/---

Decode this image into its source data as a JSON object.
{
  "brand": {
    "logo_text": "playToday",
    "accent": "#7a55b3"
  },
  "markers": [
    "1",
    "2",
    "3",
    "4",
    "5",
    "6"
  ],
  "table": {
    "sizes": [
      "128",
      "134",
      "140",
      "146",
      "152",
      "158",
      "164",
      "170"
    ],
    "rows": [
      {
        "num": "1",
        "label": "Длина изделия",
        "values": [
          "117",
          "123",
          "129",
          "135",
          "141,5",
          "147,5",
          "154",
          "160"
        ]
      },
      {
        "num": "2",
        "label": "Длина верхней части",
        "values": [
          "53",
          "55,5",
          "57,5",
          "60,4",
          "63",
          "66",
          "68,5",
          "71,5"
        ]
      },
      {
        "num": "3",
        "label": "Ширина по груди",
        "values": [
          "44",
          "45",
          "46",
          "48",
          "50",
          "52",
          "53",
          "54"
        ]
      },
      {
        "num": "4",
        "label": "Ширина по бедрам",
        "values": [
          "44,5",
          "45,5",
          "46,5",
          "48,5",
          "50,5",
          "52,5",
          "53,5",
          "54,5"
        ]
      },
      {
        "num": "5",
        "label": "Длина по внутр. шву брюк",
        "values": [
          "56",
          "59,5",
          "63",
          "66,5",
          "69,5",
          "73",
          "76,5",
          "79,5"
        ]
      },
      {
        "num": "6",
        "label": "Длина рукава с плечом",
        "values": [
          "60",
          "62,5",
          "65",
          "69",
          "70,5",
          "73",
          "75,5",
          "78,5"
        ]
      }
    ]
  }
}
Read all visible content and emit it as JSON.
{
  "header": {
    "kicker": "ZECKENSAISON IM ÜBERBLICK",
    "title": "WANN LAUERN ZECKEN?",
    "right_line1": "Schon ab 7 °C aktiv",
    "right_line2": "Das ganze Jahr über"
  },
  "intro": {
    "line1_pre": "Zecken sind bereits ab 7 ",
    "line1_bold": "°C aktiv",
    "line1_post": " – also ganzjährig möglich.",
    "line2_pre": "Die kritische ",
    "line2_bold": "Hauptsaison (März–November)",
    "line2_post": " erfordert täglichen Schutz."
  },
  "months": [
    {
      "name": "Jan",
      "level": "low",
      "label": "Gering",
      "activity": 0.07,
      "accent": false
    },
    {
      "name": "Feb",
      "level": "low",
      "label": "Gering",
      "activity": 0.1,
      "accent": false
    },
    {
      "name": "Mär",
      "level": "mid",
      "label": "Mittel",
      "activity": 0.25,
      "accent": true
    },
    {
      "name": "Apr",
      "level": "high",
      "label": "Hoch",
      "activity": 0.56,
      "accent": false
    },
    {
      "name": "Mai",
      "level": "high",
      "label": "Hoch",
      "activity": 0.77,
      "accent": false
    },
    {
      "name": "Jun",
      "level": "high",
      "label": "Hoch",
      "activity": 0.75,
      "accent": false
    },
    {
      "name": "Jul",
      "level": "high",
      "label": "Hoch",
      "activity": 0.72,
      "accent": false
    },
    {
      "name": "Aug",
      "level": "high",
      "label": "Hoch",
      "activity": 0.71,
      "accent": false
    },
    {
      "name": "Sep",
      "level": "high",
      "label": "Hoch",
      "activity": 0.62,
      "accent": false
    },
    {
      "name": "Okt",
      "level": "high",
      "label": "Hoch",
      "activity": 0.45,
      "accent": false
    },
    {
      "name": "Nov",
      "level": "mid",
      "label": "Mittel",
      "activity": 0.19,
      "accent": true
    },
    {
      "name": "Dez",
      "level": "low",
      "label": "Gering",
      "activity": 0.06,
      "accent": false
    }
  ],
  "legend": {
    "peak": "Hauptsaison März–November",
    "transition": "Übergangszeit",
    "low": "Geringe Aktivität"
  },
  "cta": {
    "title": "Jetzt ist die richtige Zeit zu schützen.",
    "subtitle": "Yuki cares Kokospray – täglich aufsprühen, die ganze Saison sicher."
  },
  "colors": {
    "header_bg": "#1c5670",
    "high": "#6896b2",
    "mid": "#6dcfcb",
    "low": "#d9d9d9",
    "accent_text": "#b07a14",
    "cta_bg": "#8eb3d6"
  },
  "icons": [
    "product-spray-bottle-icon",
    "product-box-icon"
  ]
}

\---

## WHAT YOU SHOULD DO
Each line of the material above either contains the word "März" or does not; state how many do, and nothing else.

## TASK ANSWER
2